TASK INPUT
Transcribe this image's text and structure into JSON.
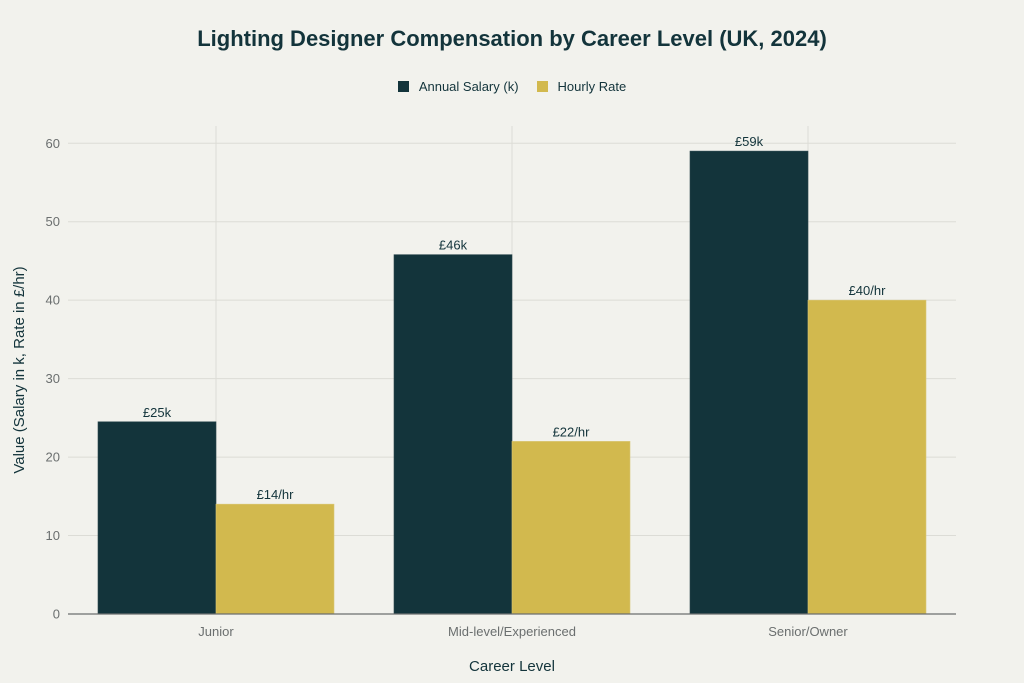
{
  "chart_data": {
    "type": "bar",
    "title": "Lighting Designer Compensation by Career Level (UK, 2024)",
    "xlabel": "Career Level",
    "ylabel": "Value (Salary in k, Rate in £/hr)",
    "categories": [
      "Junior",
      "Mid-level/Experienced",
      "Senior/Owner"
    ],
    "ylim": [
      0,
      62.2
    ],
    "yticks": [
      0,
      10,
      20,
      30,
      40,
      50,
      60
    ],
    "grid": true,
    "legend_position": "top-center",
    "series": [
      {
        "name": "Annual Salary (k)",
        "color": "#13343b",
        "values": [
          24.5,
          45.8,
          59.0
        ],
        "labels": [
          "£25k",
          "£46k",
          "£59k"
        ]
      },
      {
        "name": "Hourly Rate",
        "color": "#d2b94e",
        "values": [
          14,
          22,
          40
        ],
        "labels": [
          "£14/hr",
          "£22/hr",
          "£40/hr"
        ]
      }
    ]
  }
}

...

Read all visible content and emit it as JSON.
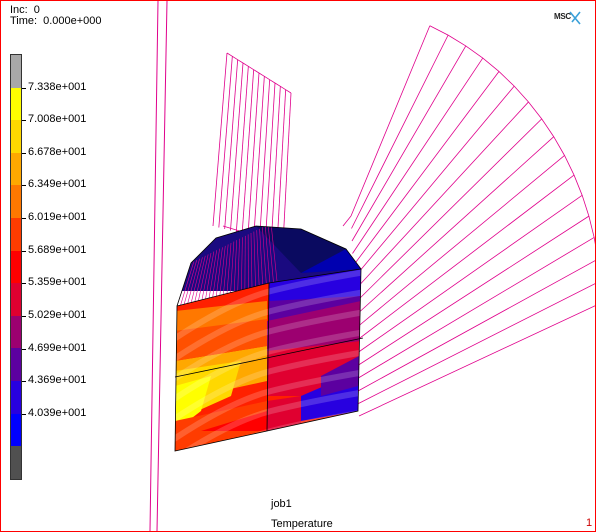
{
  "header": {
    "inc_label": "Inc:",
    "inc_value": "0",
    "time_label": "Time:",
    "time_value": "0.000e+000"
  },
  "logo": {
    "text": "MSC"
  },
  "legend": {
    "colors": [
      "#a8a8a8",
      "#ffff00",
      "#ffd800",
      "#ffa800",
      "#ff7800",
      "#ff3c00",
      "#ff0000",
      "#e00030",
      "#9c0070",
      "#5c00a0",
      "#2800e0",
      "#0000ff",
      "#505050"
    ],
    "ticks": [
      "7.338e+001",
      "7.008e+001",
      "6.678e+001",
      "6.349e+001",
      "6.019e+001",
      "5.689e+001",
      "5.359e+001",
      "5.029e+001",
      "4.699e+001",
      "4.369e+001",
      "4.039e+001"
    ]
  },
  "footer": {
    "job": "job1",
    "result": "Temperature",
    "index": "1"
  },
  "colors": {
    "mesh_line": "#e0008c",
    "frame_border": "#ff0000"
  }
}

TASK DIRECTIONS
From the data above, copy each line that has the string "name".

EXERCISE ANSWER
        "name": "Annual Salary (k)",
        "name": "Hourly Rate",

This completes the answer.